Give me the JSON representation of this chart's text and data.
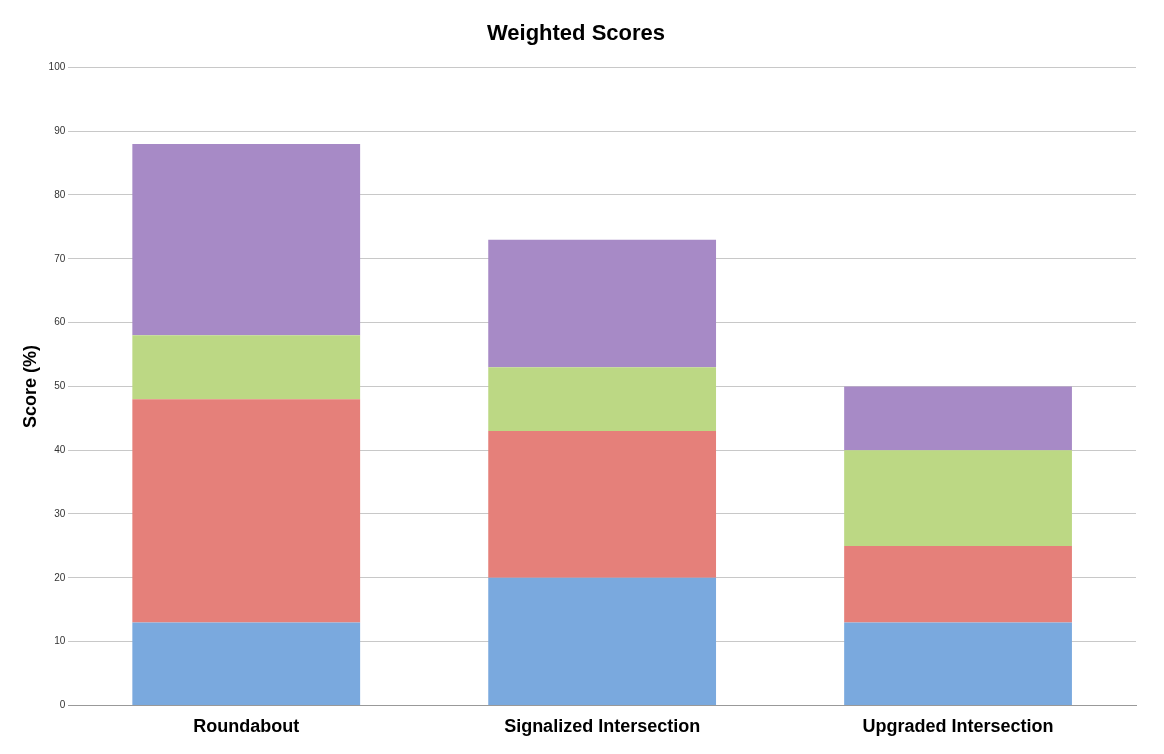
{
  "chart_data": {
    "type": "bar",
    "title": "Weighted Scores",
    "ylabel": "Score (%)",
    "categories": [
      "Roundabout",
      "Signalized Intersection",
      "Upgraded Intersection"
    ],
    "stacked": true,
    "series": [
      {
        "color": "#7aa9de",
        "values": [
          13,
          20,
          13
        ]
      },
      {
        "color": "#e5807a",
        "values": [
          35,
          23,
          12
        ]
      },
      {
        "color": "#bcd884",
        "values": [
          10,
          10,
          15
        ]
      },
      {
        "color": "#a78ac6",
        "values": [
          30,
          20,
          10
        ]
      }
    ],
    "ylim": [
      0,
      100
    ],
    "yticks": [
      0,
      10,
      20,
      30,
      40,
      50,
      60,
      70,
      80,
      90,
      100
    ],
    "grid": "y",
    "legend": false
  }
}
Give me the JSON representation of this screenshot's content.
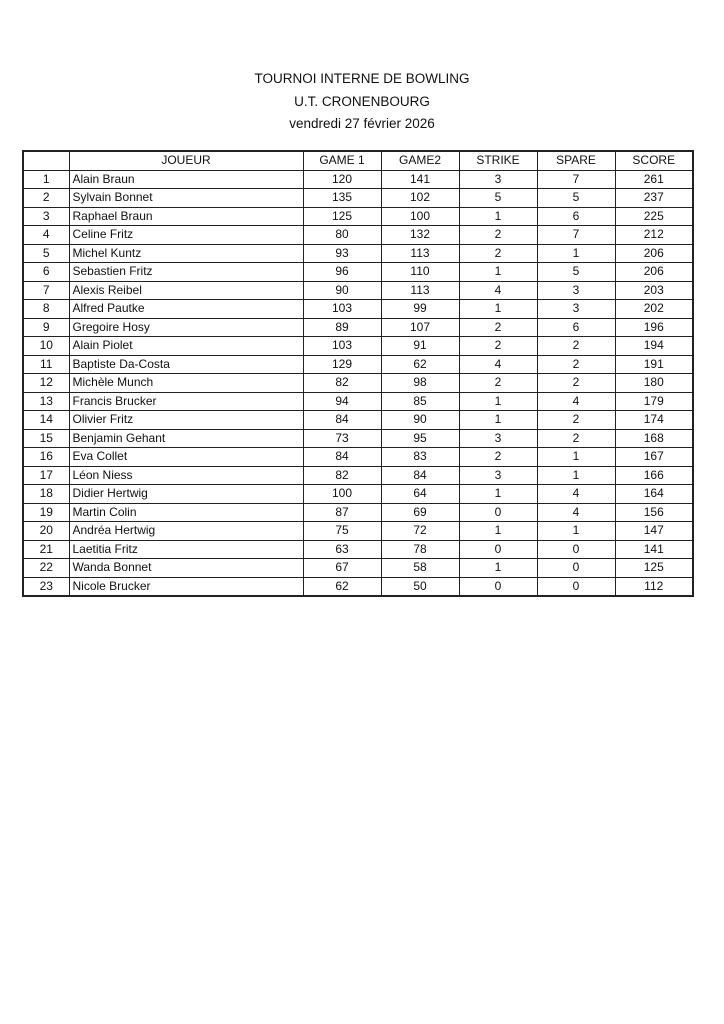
{
  "header": {
    "title": "TOURNOI INTERNE DE BOWLING",
    "club": "U.T. CRONENBOURG",
    "date": "vendredi 27 février 2026"
  },
  "table": {
    "columns": [
      "",
      "JOUEUR",
      "GAME 1",
      "GAME2",
      "STRIKE",
      "SPARE",
      "SCORE"
    ],
    "rows": [
      [
        "1",
        "Alain Braun",
        "120",
        "141",
        "3",
        "7",
        "261"
      ],
      [
        "2",
        "Sylvain Bonnet",
        "135",
        "102",
        "5",
        "5",
        "237"
      ],
      [
        "3",
        "Raphael Braun",
        "125",
        "100",
        "1",
        "6",
        "225"
      ],
      [
        "4",
        "Celine Fritz",
        "80",
        "132",
        "2",
        "7",
        "212"
      ],
      [
        "5",
        "Michel Kuntz",
        "93",
        "113",
        "2",
        "1",
        "206"
      ],
      [
        "6",
        "Sebastien Fritz",
        "96",
        "110",
        "1",
        "5",
        "206"
      ],
      [
        "7",
        "Alexis Reibel",
        "90",
        "113",
        "4",
        "3",
        "203"
      ],
      [
        "8",
        "Alfred Pautke",
        "103",
        "99",
        "1",
        "3",
        "202"
      ],
      [
        "9",
        "Gregoire Hosy",
        "89",
        "107",
        "2",
        "6",
        "196"
      ],
      [
        "10",
        "Alain Piolet",
        "103",
        "91",
        "2",
        "2",
        "194"
      ],
      [
        "11",
        "Baptiste Da-Costa",
        "129",
        "62",
        "4",
        "2",
        "191"
      ],
      [
        "12",
        "Michèle Munch",
        "82",
        "98",
        "2",
        "2",
        "180"
      ],
      [
        "13",
        "Francis Brucker",
        "94",
        "85",
        "1",
        "4",
        "179"
      ],
      [
        "14",
        "Olivier Fritz",
        "84",
        "90",
        "1",
        "2",
        "174"
      ],
      [
        "15",
        "Benjamin Gehant",
        "73",
        "95",
        "3",
        "2",
        "168"
      ],
      [
        "16",
        "Eva Collet",
        "84",
        "83",
        "2",
        "1",
        "167"
      ],
      [
        "17",
        "Léon Niess",
        "82",
        "84",
        "3",
        "1",
        "166"
      ],
      [
        "18",
        "Didier Hertwig",
        "100",
        "64",
        "1",
        "4",
        "164"
      ],
      [
        "19",
        "Martin Colin",
        "87",
        "69",
        "0",
        "4",
        "156"
      ],
      [
        "20",
        "Andréa Hertwig",
        "75",
        "72",
        "1",
        "1",
        "147"
      ],
      [
        "21",
        "Laetitia Fritz",
        "63",
        "78",
        "0",
        "0",
        "141"
      ],
      [
        "22",
        "Wanda Bonnet",
        "67",
        "58",
        "1",
        "0",
        "125"
      ],
      [
        "23",
        "Nicole Brucker",
        "62",
        "50",
        "0",
        "0",
        "112"
      ]
    ]
  }
}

# [Task details]
Check every line of the material for the string "title" and give the number of lines that have it, without anything else.

# [Reply to the exercise]
2